- [EXERCISE GOAL]:
Quote the entries in full, character for character, without their images.

- [GIVEN RECORDS]:
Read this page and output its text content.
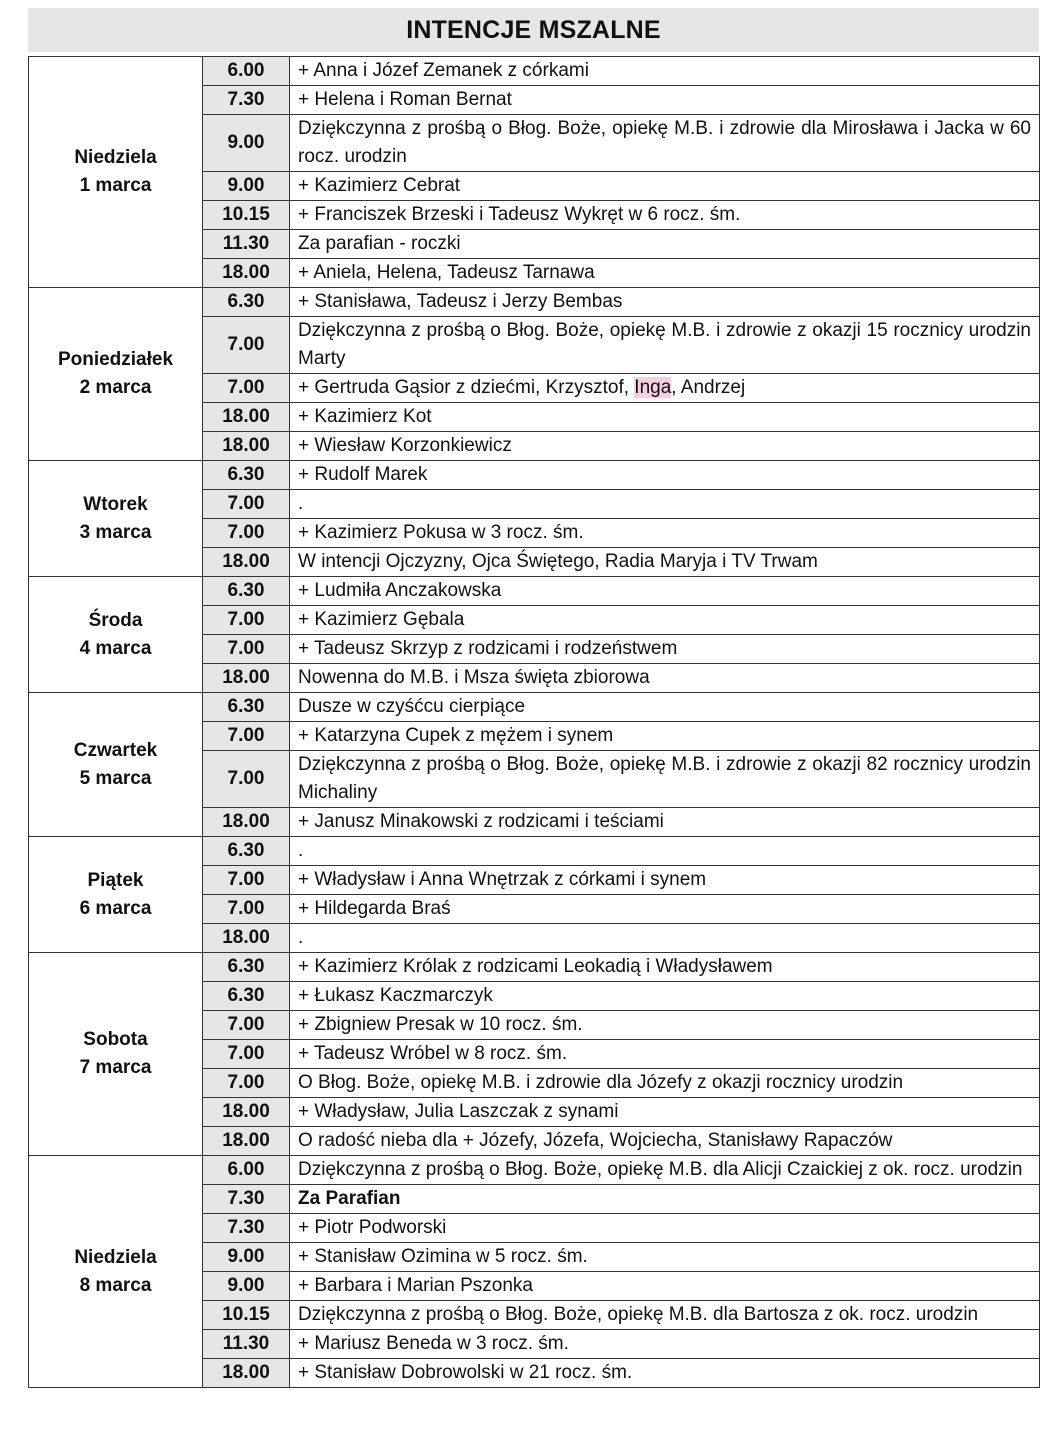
INTENCJE MSZALNE
Niedziela
1 marca	6.00	+ Anna i Józef Zemanek z córkami
	7.30	+ Helena i Roman Bernat
	9.00	Dziękczynna z prośbą o Błog. Boże, opiekę M.B. i zdrowie dla Mirosława i Jacka w 60 rocz. urodzin
	9.00	+ Kazimierz Cebrat
	10.15	+ Franciszek Brzeski i Tadeusz Wykręt w 6 rocz. śm.
	11.30	Za parafian - roczki
	18.00	+ Aniela, Helena, Tadeusz Tarnawa

Poniedziałek
2 marca	6.30	+ Stanisława, Tadeusz i Jerzy Bembas
	7.00	Dziękczynna z prośbą o Błog. Boże, opiekę M.B. i zdrowie z okazji 15 rocznicy urodzin Marty
	7.00	+ Gertruda Gąsior z dziećmi, Krzysztof, Inga, Andrzej
	18.00	+ Kazimierz Kot
	18.00	+ Wiesław Korzonkiewicz

Wtorek
3 marca	6.30	+ Rudolf Marek
	7.00	.
	7.00	+ Kazimierz Pokusa w 3 rocz. śm.
	18.00	W intencji Ojczyzny, Ojca Świętego, Radia Maryja i TV Trwam

Środa
4 marca	6.30	+ Ludmiła Anczakowska
	7.00	+ Kazimierz Gębala
	7.00	+ Tadeusz Skrzyp z rodzicami i rodzeństwem
	18.00	Nowenna do M.B. i Msza święta zbiorowa

Czwartek
5 marca	6.30	Dusze w czyśćcu cierpiące
	7.00	+ Katarzyna Cupek z mężem i synem
	7.00	Dziękczynna z prośbą o Błog. Boże, opiekę M.B. i zdrowie z okazji 82 rocznicy urodzin Michaliny
	18.00	+ Janusz Minakowski z rodzicami i teściami

Piątek
6 marca	6.30	.
	7.00	+ Władysław i Anna Wnętrzak z córkami i synem
	7.00	+ Hildegarda Braś
	18.00	.

Sobota
7 marca	6.30	+ Kazimierz Królak z rodzicami Leokadią i Władysławem
	6.30	+ Łukasz Kaczmarczyk
	7.00	+ Zbigniew Presak w 10 rocz. śm.
	7.00	+ Tadeusz Wróbel w 8 rocz. śm.
	7.00	O Błog. Boże, opiekę M.B. i zdrowie dla Józefy z okazji rocznicy urodzin
	18.00	+ Władysław, Julia Laszczak z synami
	18.00	O radość nieba dla + Józefy, Józefa, Wojciecha, Stanisławy Rapaczów

Niedziela
8 marca	6.00	Dziękczynna z prośbą o Błog. Boże, opiekę M.B. dla Alicji Czaickiej z ok. rocz. urodzin
	7.30	Za Parafian
	7.30	+ Piotr Podworski
	9.00	+ Stanisław Ozimina w 5 rocz. śm.
	9.00	+ Barbara i Marian Pszonka
	10.15	Dziękczynna z prośbą o Błog. Boże, opiekę M.B. dla Bartosza z ok. rocz. urodzin
	11.30	+ Mariusz Beneda w 3 rocz. śm.
	18.00	+ Stanisław Dobrowolski w 21 rocz. śm.
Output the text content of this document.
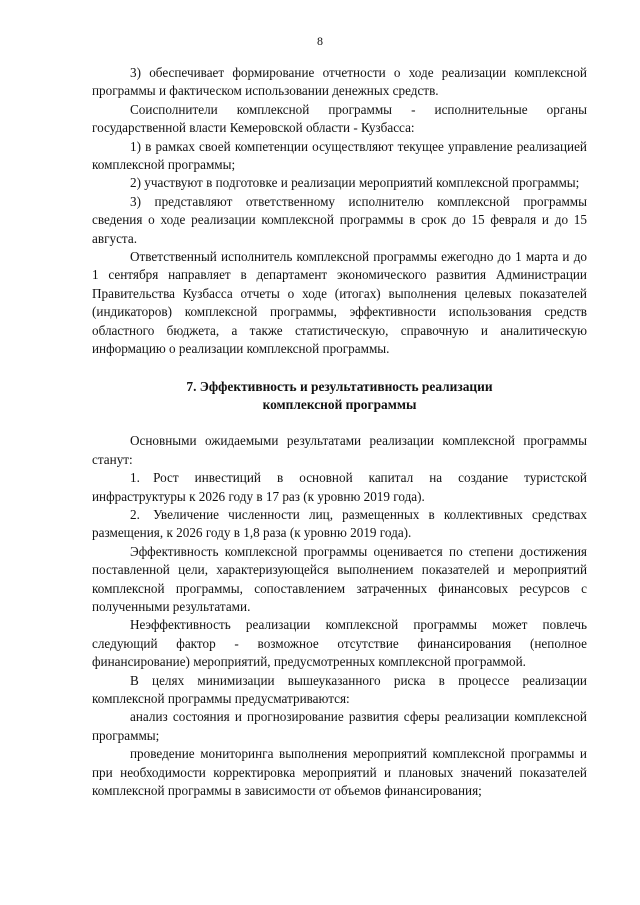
8

3) обеспечивает формирование отчетности о ходе реализации комплексной программы и фактическом использовании денежных средств.

Соисполнители комплексной программы - исполнительные органы государственной власти Кемеровской области - Кузбасса:

1) в рамках своей компетенции осуществляют текущее управление реализацией комплексной программы;

2) участвуют в подготовке и реализации мероприятий комплексной программы;

3) представляют ответственному исполнителю комплексной программы сведения о ходе реализации комплексной программы в срок до 15 февраля и до 15 августа.

Ответственный исполнитель комплексной программы ежегодно до 1 марта и до 1 сентября направляет в департамент экономического развития Администрации Правительства Кузбасса отчеты о ходе (итогах) выполнения целевых показателей (индикаторов) комплексной программы, эффективности использования средств областного бюджета, а также статистическую, справочную и аналитическую информацию о реализации комплексной программы.

7. Эффективность и результативность реализации
комплексной программы

Основными ожидаемыми результатами реализации комплексной программы станут:

1. Рост инвестиций в основной капитал на создание туристской инфраструктуры к 2026 году в 17 раз (к уровню 2019 года).

2. Увеличение численности лиц, размещенных в коллективных средствах размещения, к 2026 году в 1,8 раза (к уровню 2019 года).

Эффективность комплексной программы оценивается по степени достижения поставленной цели, характеризующейся выполнением показателей и мероприятий комплексной программы, сопоставлением затраченных финансовых ресурсов с полученными результатами.

Неэффективность реализации комплексной программы может повлечь следующий фактор - возможное отсутствие финансирования (неполное финансирование) мероприятий, предусмотренных комплексной программой.

В целях минимизации вышеуказанного риска в процессе реализации комплексной программы предусматриваются:

анализ состояния и прогнозирование развития сферы реализации комплексной программы;

проведение мониторинга выполнения мероприятий комплексной программы и при необходимости корректировка мероприятий и плановых значений показателей комплексной программы в зависимости от объемов финансирования;
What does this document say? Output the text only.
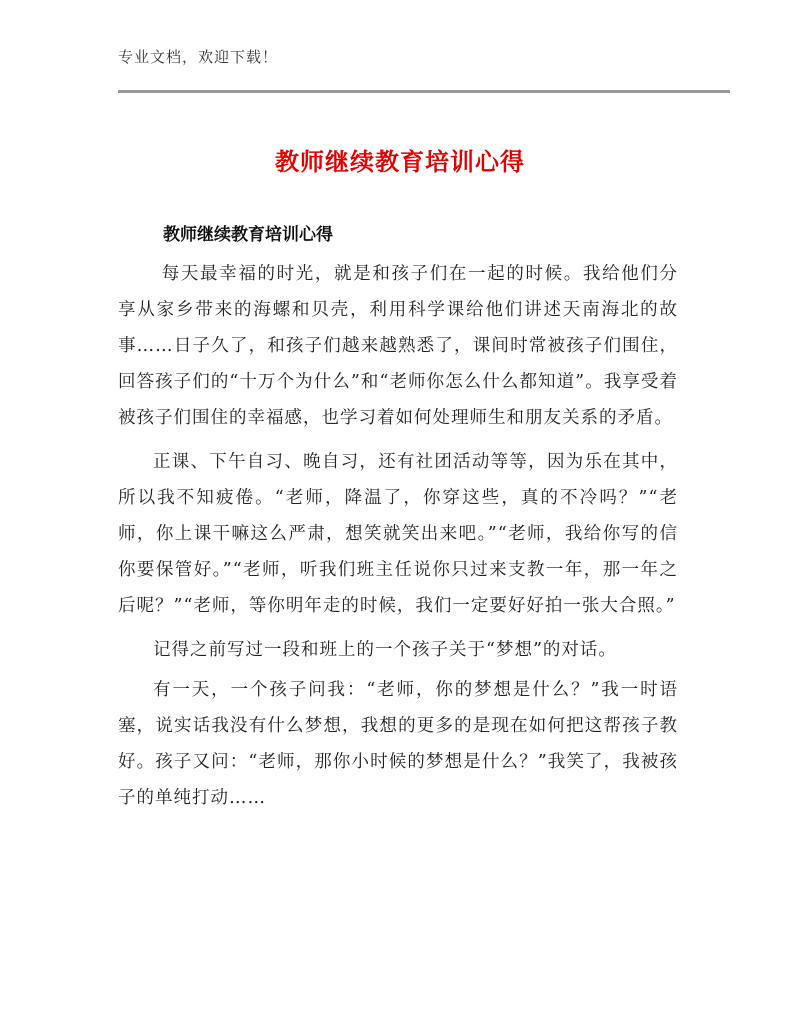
专业文档，欢迎下载！
教师继续教育培训心得
教师继续教育培训心得

每天最幸福的时光，就是和孩子们在一起的时候。我给他们分享从家乡带来的海螺和贝壳，利用科学课给他们讲述天南海北的故事……日子久了，和孩子们越来越熟悉了，课间时常被孩子们围住，回答孩子们的“十万个为什么”和“老师你怎么什么都知道”。我享受着被孩子们围住的幸福感，也学习着如何处理师生和朋友关系的矛盾。

正课、下午自习、晚自习，还有社团活动等等，因为乐在其中，所以我不知疲倦。“老师，降温了，你穿这些，真的不冷吗？”“老师，你上课干嘛这么严肃，想笑就笑出来吧。”“老师，我给你写的信你要保管好。”“老师，听我们班主任说你只过来支教一年，那一年之后呢？”“老师，等你明年走的时候，我们一定要好好拍一张大合照。”

记得之前写过一段和班上的一个孩子关于“梦想”的对话。

有一天，一个孩子问我：“老师，你的梦想是什么？”我一时语塞，说实话我没有什么梦想，我想的更多的是现在如何把这帮孩子教好。孩子又问：“老师，那你小时候的梦想是什么？”我笑了，我被孩子的单纯打动……
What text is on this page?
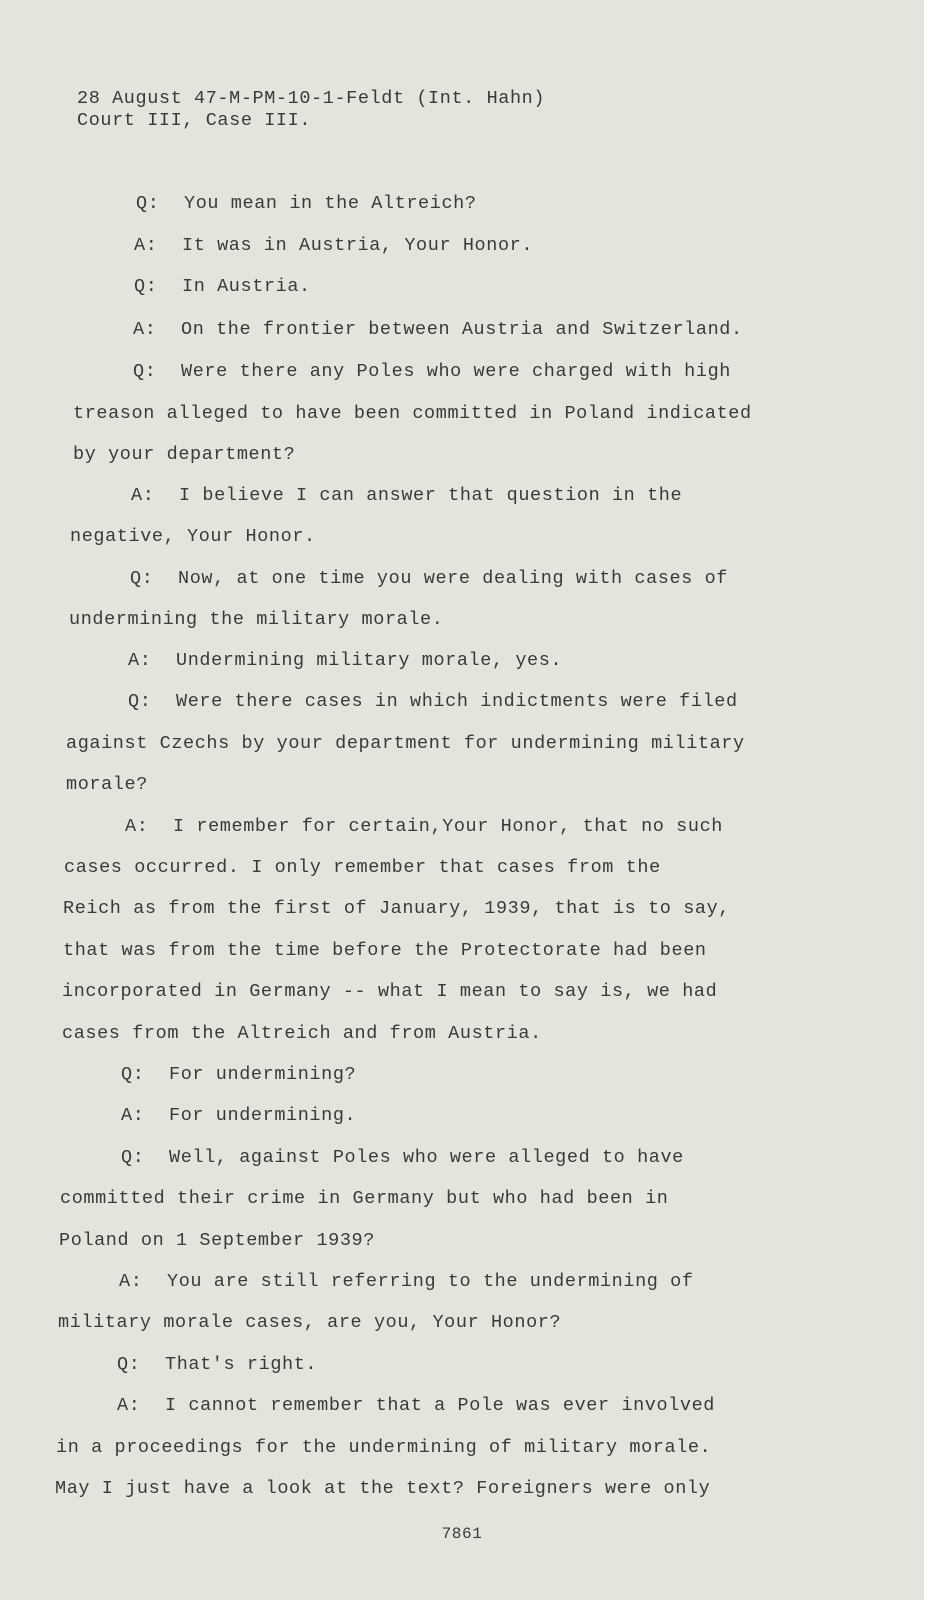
28 August 47-M-PM-10-1-Feldt (Int. Hahn)
Court III, Case III.
Q: You mean in the Altreich?
A: It was in Austria, Your Honor.
Q: In Austria.
A: On the frontier between Austria and Switzerland.
Q: Were there any Poles who were charged with high
treason alleged to have been committed in Poland indicated
by your department?
A: I believe I can answer that question in the
negative, Your Honor.
Q: Now, at one time you were dealing with cases of
undermining the military morale.
A: Undermining military morale, yes.
Q: Were there cases in which indictments were filed
against Czechs by your department for undermining military
morale?
A: I remember for certain,Your Honor, that no such
cases occurred. I only remember that cases from the
Reich as from the first of January, 1939, that is to say,
that was from the time before the Protectorate had been
incorporated in Germany -- what I mean to say is, we had
cases from the Altreich and from Austria.
Q: For undermining?
A: For undermining.
Q: Well, against Poles who were alleged to have
committed their crime in Germany but who had been in
Poland on 1 September 1939?
A: You are still referring to the undermining of
military morale cases, are you, Your Honor?
Q: That's right.
A: I cannot remember that a Pole was ever involved
in a proceedings for the undermining of military morale.
May I just have a look at the text? Foreigners were only
7861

- [ANSWER BELOW]:
Read this page and output its text content.
INTENCJE MSZALNE
Niedziela
1 marca	6.00	+ Anna i Józef Zemanek z córkami
	7.30	+ Helena i Roman Bernat
	9.00	Dziękczynna z prośbą o Błog. Boże, opiekę M.B. i zdrowie dla Mirosława i Jacka w 60 rocz. urodzin
	9.00	+ Kazimierz Cebrat
	10.15	+ Franciszek Brzeski i Tadeusz Wykręt w 6 rocz. śm.
	11.30	Za parafian - roczki
	18.00	+ Aniela, Helena, Tadeusz Tarnawa

Poniedziałek
2 marca	6.30	+ Stanisława, Tadeusz i Jerzy Bembas
	7.00	Dziękczynna z prośbą o Błog. Boże, opiekę M.B. i zdrowie z okazji 15 rocznicy urodzin Marty
	7.00	+ Gertruda Gąsior z dziećmi, Krzysztof, Inga, Andrzej
	18.00	+ Kazimierz Kot
	18.00	+ Wiesław Korzonkiewicz

Wtorek
3 marca	6.30	+ Rudolf Marek
	7.00	.
	7.00	+ Kazimierz Pokusa w 3 rocz. śm.
	18.00	W intencji Ojczyzny, Ojca Świętego, Radia Maryja i TV Trwam

Środa
4 marca	6.30	+ Ludmiła Anczakowska
	7.00	+ Kazimierz Gębala
	7.00	+ Tadeusz Skrzyp z rodzicami i rodzeństwem
	18.00	Nowenna do M.B. i Msza święta zbiorowa

Czwartek
5 marca	6.30	Dusze w czyśćcu cierpiące
	7.00	+ Katarzyna Cupek z mężem i synem
	7.00	Dziękczynna z prośbą o Błog. Boże, opiekę M.B. i zdrowie z okazji 82 rocznicy urodzin Michaliny
	18.00	+ Janusz Minakowski z rodzicami i teściami

Piątek
6 marca	6.30	.
	7.00	+ Władysław i Anna Wnętrzak z córkami i synem
	7.00	+ Hildegarda Braś
	18.00	.

Sobota
7 marca	6.30	+ Kazimierz Królak z rodzicami Leokadią i Władysławem
	6.30	+ Łukasz Kaczmarczyk
	7.00	+ Zbigniew Presak w 10 rocz. śm.
	7.00	+ Tadeusz Wróbel w 8 rocz. śm.
	7.00	O Błog. Boże, opiekę M.B. i zdrowie dla Józefy z okazji rocznicy urodzin
	18.00	+ Władysław, Julia Laszczak z synami
	18.00	O radość nieba dla + Józefy, Józefa, Wojciecha, Stanisławy Rapaczów

Niedziela
8 marca	6.00	Dziękczynna z prośbą o Błog. Boże, opiekę M.B. dla Alicji Czaickiej z ok. rocz. urodzin
	7.30	Za Parafian
	7.30	+ Piotr Podworski
	9.00	+ Stanisław Ozimina w 5 rocz. śm.
	9.00	+ Barbara i Marian Pszonka
	10.15	Dziękczynna z prośbą o Błog. Boże, opiekę M.B. dla Bartosza z ok. rocz. urodzin
	11.30	+ Mariusz Beneda w 3 rocz. śm.
	18.00	+ Stanisław Dobrowolski w 21 rocz. śm.
Output the text content of this document.
8

3) обеспечивает формирование отчетности о ходе реализации комплексной программы и фактическом использовании денежных средств.

Соисполнители комплексной программы - исполнительные органы государственной власти Кемеровской области - Кузбасса:

1) в рамках своей компетенции осуществляют текущее управление реализацией комплексной программы;

2) участвуют в подготовке и реализации мероприятий комплексной программы;

3) представляют ответственному исполнителю комплексной программы сведения о ходе реализации комплексной программы в срок до 15 февраля и до 15 августа.

Ответственный исполнитель комплексной программы ежегодно до 1 марта и до 1 сентября направляет в департамент экономического развития Администрации Правительства Кузбасса отчеты о ходе (итогах) выполнения целевых показателей (индикаторов) комплексной программы, эффективности использования средств областного бюджета, а также статистическую, справочную и аналитическую информацию о реализации комплексной программы.

7. Эффективность и результативность реализации
комплексной программы

Основными ожидаемыми результатами реализации комплексной программы станут:

1. Рост инвестиций в основной капитал на создание туристской инфраструктуры к 2026 году в 17 раз (к уровню 2019 года).

2. Увеличение численности лиц, размещенных в коллективных средствах размещения, к 2026 году в 1,8 раза (к уровню 2019 года).

Эффективность комплексной программы оценивается по степени достижения поставленной цели, характеризующейся выполнением показателей и мероприятий комплексной программы, сопоставлением затраченных финансовых ресурсов с полученными результатами.

Неэффективность реализации комплексной программы может повлечь следующий фактор - возможное отсутствие финансирования (неполное финансирование) мероприятий, предусмотренных комплексной программой.

В целях минимизации вышеуказанного риска в процессе реализации комплексной программы предусматриваются:

анализ состояния и прогнозирование развития сферы реализации комплексной программы;

проведение мониторинга выполнения мероприятий комплексной программы и при необходимости корректировка мероприятий и плановых значений показателей комплексной программы в зависимости от объемов финансирования;
What does this document say? Output the text only.
专业文档，欢迎下载！
教师继续教育培训心得
教师继续教育培训心得

每天最幸福的时光，就是和孩子们在一起的时候。我给他们分享从家乡带来的海螺和贝壳，利用科学课给他们讲述天南海北的故事……日子久了，和孩子们越来越熟悉了，课间时常被孩子们围住，回答孩子们的“十万个为什么”和“老师你怎么什么都知道”。我享受着被孩子们围住的幸福感，也学习着如何处理师生和朋友关系的矛盾。

正课、下午自习、晚自习，还有社团活动等等，因为乐在其中，所以我不知疲倦。“老师，降温了，你穿这些，真的不冷吗？”“老师，你上课干嘛这么严肃，想笑就笑出来吧。”“老师，我给你写的信你要保管好。”“老师，听我们班主任说你只过来支教一年，那一年之后呢？”“老师，等你明年走的时候，我们一定要好好拍一张大合照。”

记得之前写过一段和班上的一个孩子关于“梦想”的对话。

有一天，一个孩子问我：“老师，你的梦想是什么？”我一时语塞，说实话我没有什么梦想，我想的更多的是现在如何把这帮孩子教好。孩子又问：“老师，那你小时候的梦想是什么？”我笑了，我被孩子的单纯打动……
What text is on this page?
28 August 47-M-PM-10-1-Feldt (Int. Hahn)
Court III, Case III.
Q: You mean in the Altreich?
A: It was in Austria, Your Honor.
Q: In Austria.
A: On the frontier between Austria and Switzerland.
Q: Were there any Poles who were charged with high
treason alleged to have been committed in Poland indicated
by your department?
A: I believe I can answer that question in the
negative, Your Honor.
Q: Now, at one time you were dealing with cases of
undermining the military morale.
A: Undermining military morale, yes.
Q: Were there cases in which indictments were filed
against Czechs by your department for undermining military
morale?
A: I remember for certain,Your Honor, that no such
cases occurred. I only remember that cases from the
Reich as from the first of January, 1939, that is to say,
that was from the time before the Protectorate had been
incorporated in Germany -- what I mean to say is, we had
cases from the Altreich and from Austria.
Q: For undermining?
A: For undermining.
Q: Well, against Poles who were alleged to have
committed their crime in Germany but who had been in
Poland on 1 September 1939?
A: You are still referring to the undermining of
military morale cases, are you, Your Honor?
Q: That's right.
A: I cannot remember that a Pole was ever involved
in a proceedings for the undermining of military morale.
May I just have a look at the text? Foreigners were only
7861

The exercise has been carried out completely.